(Dataset rows)

---------------

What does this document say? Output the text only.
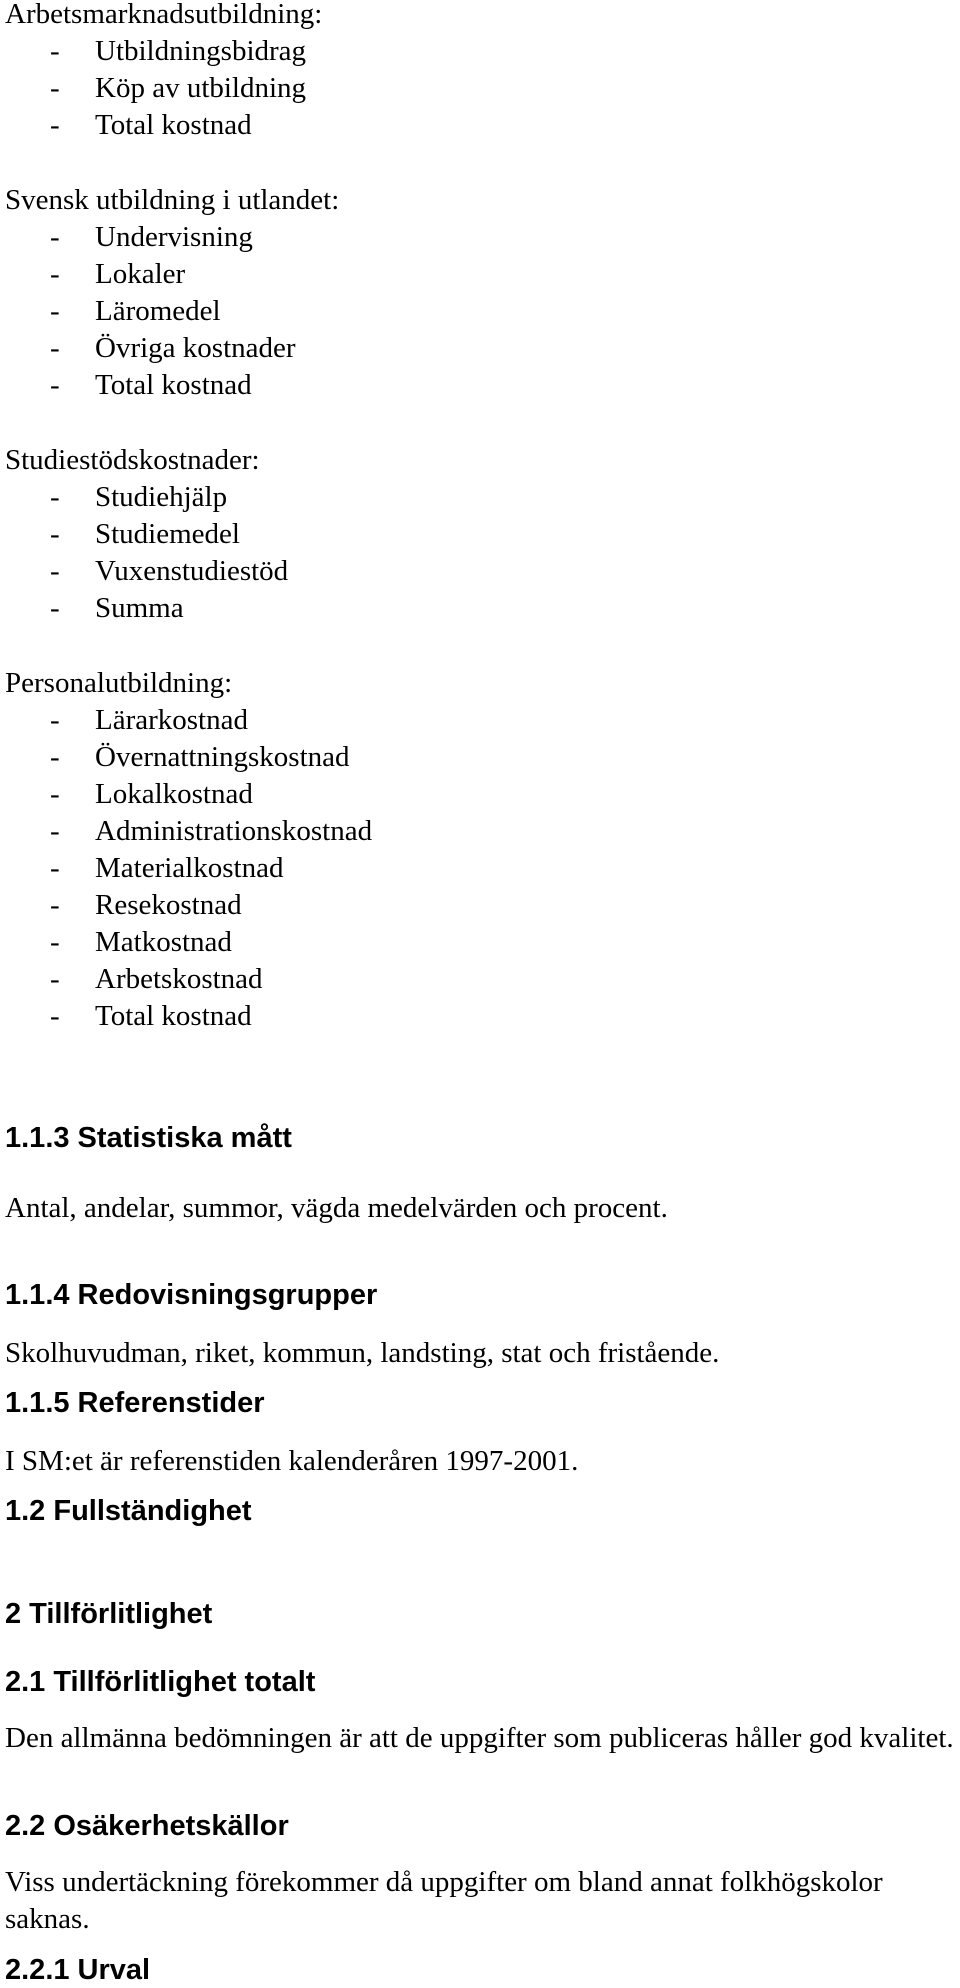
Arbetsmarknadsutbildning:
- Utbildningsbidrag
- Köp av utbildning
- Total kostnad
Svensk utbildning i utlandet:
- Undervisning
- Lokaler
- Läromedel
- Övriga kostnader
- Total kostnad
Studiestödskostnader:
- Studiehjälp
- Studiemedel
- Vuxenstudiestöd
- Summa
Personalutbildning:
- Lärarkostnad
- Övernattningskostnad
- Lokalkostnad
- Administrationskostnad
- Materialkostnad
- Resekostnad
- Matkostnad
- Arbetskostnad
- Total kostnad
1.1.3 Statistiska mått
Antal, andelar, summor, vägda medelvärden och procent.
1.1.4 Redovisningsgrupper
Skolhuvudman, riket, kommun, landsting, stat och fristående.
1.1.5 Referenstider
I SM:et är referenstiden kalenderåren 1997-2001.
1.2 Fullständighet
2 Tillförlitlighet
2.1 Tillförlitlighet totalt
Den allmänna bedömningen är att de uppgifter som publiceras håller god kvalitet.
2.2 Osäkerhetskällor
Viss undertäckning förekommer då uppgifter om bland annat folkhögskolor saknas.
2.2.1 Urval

---------------

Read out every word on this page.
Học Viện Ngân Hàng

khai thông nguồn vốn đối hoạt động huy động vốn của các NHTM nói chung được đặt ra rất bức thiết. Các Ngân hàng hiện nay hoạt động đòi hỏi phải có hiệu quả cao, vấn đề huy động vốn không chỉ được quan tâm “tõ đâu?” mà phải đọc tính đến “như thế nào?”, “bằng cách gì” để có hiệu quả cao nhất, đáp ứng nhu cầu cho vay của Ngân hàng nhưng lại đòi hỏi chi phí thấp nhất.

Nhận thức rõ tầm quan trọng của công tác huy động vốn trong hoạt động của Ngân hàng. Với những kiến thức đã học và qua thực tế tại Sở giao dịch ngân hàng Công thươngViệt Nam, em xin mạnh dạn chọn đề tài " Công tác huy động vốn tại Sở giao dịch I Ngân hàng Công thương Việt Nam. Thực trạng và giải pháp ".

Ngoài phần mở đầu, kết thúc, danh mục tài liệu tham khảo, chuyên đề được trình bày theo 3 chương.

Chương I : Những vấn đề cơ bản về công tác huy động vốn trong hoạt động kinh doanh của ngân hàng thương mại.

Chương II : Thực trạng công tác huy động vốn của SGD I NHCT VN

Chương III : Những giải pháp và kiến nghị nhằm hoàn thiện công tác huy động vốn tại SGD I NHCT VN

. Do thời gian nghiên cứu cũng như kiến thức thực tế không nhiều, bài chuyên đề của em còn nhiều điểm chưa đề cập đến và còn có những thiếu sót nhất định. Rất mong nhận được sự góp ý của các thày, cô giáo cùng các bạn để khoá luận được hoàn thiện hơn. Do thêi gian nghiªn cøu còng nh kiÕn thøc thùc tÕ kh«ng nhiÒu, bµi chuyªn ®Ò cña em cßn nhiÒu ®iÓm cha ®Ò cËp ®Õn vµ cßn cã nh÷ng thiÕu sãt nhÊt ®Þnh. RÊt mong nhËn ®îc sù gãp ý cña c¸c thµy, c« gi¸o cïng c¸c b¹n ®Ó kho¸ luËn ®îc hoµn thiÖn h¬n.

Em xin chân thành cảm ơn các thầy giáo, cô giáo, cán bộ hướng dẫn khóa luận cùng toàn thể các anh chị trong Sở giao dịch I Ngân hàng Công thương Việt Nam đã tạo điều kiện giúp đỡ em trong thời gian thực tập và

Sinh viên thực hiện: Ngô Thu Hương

---------------

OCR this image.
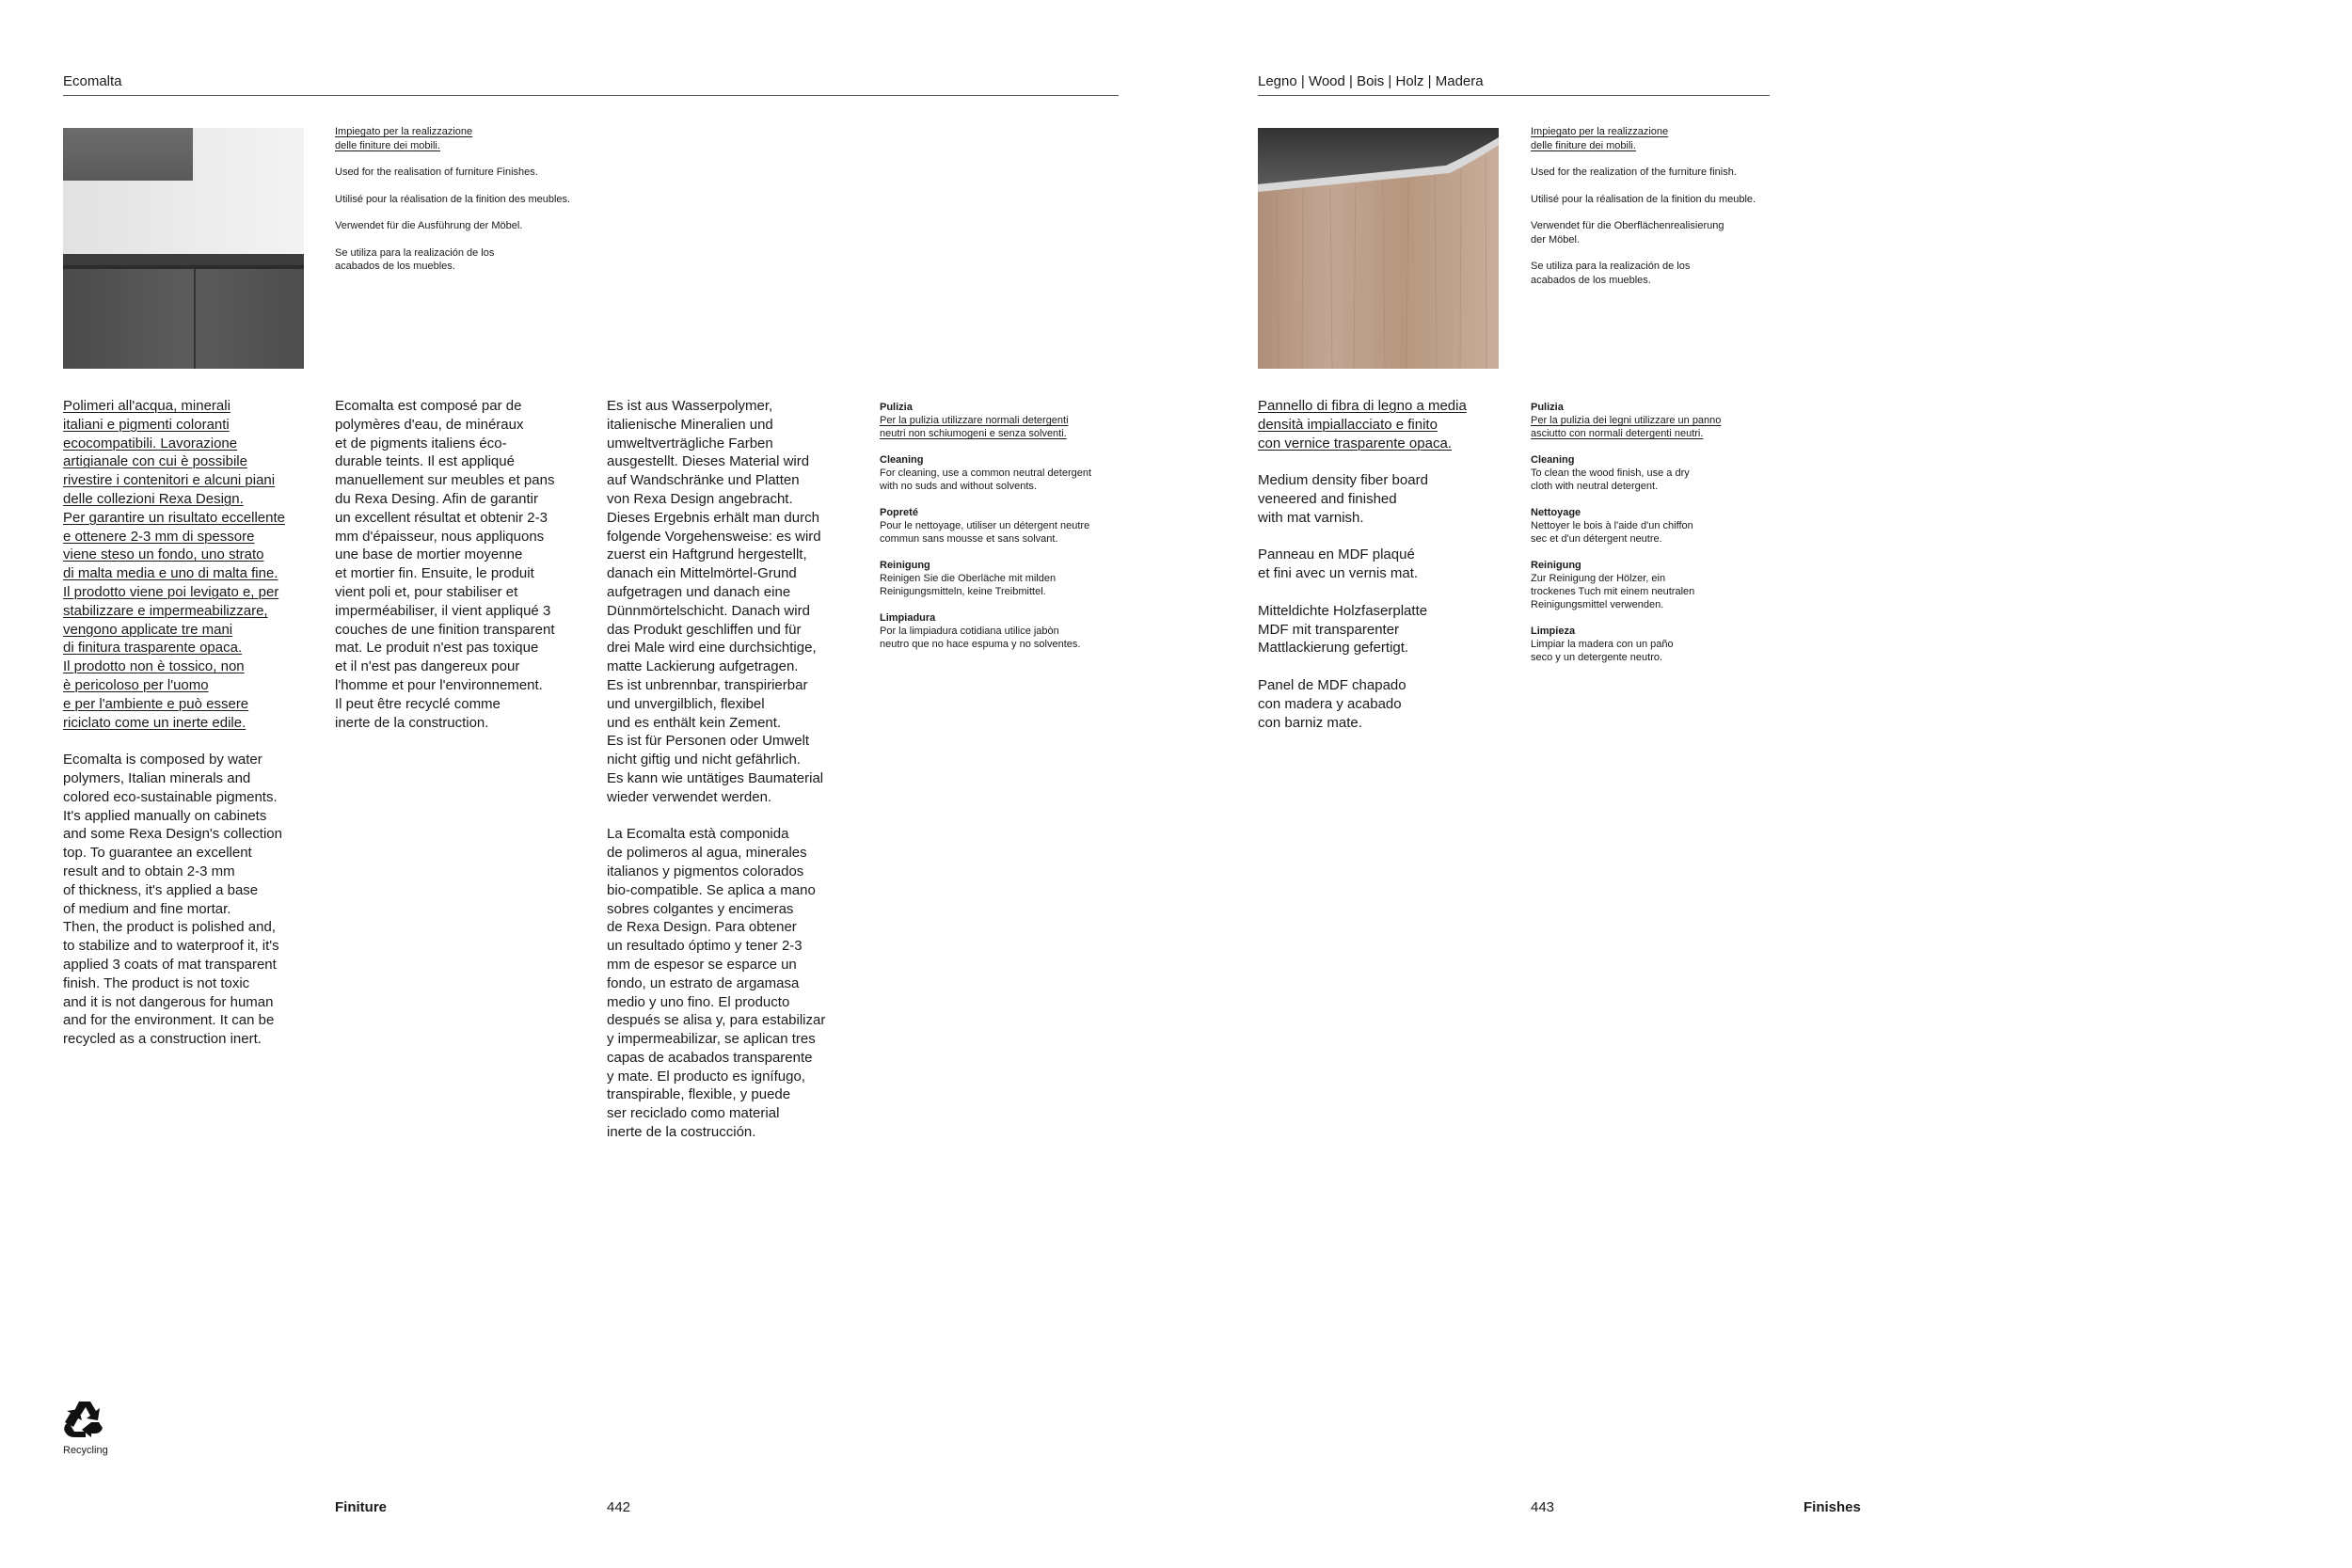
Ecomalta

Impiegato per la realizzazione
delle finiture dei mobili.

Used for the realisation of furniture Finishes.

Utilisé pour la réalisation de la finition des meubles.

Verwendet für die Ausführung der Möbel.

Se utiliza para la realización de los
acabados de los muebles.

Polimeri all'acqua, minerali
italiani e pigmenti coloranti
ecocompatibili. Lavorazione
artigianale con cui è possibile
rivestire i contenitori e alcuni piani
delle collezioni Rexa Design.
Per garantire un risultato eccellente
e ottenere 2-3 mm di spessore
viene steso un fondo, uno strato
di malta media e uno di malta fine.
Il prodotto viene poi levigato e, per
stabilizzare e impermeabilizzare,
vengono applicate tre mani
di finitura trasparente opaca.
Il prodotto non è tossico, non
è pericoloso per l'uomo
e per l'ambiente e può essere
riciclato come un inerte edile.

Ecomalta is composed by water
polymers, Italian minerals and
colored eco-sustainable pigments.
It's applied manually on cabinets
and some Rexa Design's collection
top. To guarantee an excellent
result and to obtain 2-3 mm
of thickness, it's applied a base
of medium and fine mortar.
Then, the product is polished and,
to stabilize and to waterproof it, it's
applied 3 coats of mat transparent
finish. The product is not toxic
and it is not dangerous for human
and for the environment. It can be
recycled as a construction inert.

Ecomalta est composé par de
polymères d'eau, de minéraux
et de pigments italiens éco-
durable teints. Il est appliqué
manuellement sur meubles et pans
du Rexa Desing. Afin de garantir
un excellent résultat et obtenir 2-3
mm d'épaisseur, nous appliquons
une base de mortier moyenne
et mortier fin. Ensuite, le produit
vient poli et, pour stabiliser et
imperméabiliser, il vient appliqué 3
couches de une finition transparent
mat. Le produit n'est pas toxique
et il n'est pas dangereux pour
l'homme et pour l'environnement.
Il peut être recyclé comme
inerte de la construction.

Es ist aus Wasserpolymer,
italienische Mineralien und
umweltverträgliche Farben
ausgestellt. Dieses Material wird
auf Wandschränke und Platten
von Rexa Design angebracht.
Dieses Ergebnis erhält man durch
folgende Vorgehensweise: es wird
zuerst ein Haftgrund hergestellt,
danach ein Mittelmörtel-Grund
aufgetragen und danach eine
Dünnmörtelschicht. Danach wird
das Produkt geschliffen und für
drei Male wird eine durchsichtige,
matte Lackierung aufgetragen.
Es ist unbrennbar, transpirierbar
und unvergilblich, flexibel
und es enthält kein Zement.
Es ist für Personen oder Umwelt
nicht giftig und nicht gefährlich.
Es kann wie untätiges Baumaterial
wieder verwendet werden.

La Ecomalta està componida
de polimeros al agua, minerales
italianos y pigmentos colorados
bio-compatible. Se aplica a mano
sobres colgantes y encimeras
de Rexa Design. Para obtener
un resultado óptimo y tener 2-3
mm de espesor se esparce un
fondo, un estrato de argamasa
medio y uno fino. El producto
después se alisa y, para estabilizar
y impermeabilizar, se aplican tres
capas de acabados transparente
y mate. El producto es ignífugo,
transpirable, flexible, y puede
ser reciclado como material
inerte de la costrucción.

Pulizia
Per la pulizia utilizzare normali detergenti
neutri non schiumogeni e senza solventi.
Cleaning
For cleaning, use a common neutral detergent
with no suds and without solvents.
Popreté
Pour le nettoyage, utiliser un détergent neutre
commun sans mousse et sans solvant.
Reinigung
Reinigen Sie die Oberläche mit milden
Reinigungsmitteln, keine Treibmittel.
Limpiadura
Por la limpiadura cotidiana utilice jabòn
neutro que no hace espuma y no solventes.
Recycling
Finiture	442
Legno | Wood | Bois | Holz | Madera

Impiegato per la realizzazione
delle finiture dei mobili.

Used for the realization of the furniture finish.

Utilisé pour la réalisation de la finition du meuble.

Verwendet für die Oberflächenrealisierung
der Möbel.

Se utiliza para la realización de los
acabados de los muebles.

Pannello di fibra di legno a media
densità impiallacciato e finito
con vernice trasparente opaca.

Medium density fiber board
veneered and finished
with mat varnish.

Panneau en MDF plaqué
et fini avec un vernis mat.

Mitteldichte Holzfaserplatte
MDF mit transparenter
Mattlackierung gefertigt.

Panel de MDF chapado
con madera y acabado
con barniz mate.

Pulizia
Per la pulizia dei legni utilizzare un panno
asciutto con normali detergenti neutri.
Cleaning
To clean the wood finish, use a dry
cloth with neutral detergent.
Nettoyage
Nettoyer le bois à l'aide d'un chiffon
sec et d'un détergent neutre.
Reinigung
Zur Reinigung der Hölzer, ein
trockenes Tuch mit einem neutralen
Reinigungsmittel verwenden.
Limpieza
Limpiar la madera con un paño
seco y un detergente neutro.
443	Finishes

---------------

Exercise requirements:
From the listing above, copy every line that holds the string "pháp".

Output for this task:
Nhận thức rõ tầm quan trọng của công tác huy động vốn trong hoạt động của Ngân hàng. Với những kiến thức đã học và qua thực tế tại Sở giao dịch ngân hàng Công thươngViệt Nam, em xin mạnh dạn chọn đề tài " Công tác huy động vốn tại Sở giao dịch I Ngân hàng Công thương Việt Nam. Thực trạng và giải pháp ".
Chương III : Những giải pháp và kiến nghị nhằm hoàn thiện công tác huy động vốn tại SGD I NHCT VN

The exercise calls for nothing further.